*Task material*.
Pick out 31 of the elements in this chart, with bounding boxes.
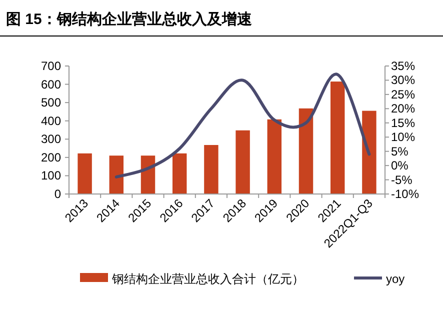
y2-tick-label: 10%	[391, 130, 416, 144]
bar	[330, 82, 345, 194]
y-tick-label: 600	[40, 77, 62, 92]
bar	[362, 110, 376, 194]
y2-tick-label: 20%	[391, 102, 416, 116]
chart-title: 图 15：钢结构企业营业总收入及增速	[6, 11, 253, 28]
y-tick-label: 200	[40, 150, 62, 164]
legend-label: 钢结构企业营业总收入合计（亿元）	[111, 272, 304, 286]
y2-tick-label: 35%	[391, 59, 416, 73]
y-tick-label: 300	[40, 132, 62, 146]
y-tick-label: 100	[40, 168, 62, 183]
y2-tick-label: 30%	[391, 73, 416, 88]
line-series	[114, 72, 371, 178]
y2-tick-label: 5%	[391, 144, 409, 158]
bar	[109, 156, 124, 194]
y-tick-label: 500	[40, 96, 62, 110]
y2-tick-label: -10%	[391, 187, 420, 201]
legend-label: yoy	[386, 272, 405, 286]
y-tick-label: 700	[40, 59, 62, 73]
y-tick-label: 400	[40, 114, 62, 128]
bar	[172, 153, 187, 194]
bar	[78, 153, 92, 194]
y2-tick-label: 0%	[391, 158, 409, 173]
y2-tick-label: 25%	[391, 87, 416, 102]
y-tick-label: 0	[54, 187, 62, 201]
bar	[204, 144, 218, 194]
bar	[298, 108, 314, 194]
y2-tick-label: 15%	[391, 116, 416, 130]
bar	[267, 119, 282, 194]
bar	[236, 130, 250, 194]
y2-tick-label: -5%	[391, 172, 413, 187]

*Exercise*.
In these lines, rename every "bar" to "column" and give them again with all else unchanged. Leave the pictures out.

*Complete answer*.
Pick out 31 of the elements in this chart, with bounding boxes.
y2-tick-label: 10%	[391, 130, 416, 144]
column	[330, 82, 345, 194]
y-tick-label: 600	[40, 77, 62, 92]
column	[362, 110, 376, 194]
y2-tick-label: 20%	[391, 102, 416, 116]
chart-title: 图 15：钢结构企业营业总收入及增速	[6, 11, 253, 28]
y-tick-label: 200	[40, 150, 62, 164]
legend-label: 钢结构企业营业总收入合计（亿元）	[111, 272, 304, 286]
y2-tick-label: 35%	[391, 59, 416, 73]
y-tick-label: 300	[40, 132, 62, 146]
y-tick-label: 100	[40, 168, 62, 183]
y2-tick-label: 30%	[391, 73, 416, 88]
line-series	[114, 72, 371, 178]
y2-tick-label: 5%	[391, 144, 409, 158]
column	[109, 156, 124, 194]
y-tick-label: 500	[40, 96, 62, 110]
y2-tick-label: -10%	[391, 187, 420, 201]
legend-label: yoy	[386, 272, 405, 286]
y-tick-label: 700	[40, 59, 62, 73]
y-tick-label: 400	[40, 114, 62, 128]
column	[172, 153, 187, 194]
column	[78, 153, 92, 194]
y2-tick-label: 0%	[391, 158, 409, 173]
y2-tick-label: 25%	[391, 87, 416, 102]
y-tick-label: 0	[54, 187, 62, 201]
column	[204, 144, 218, 194]
column	[298, 108, 314, 194]
y2-tick-label: 15%	[391, 116, 416, 130]
column	[267, 119, 282, 194]
column	[236, 130, 250, 194]
y2-tick-label: -5%	[391, 172, 413, 187]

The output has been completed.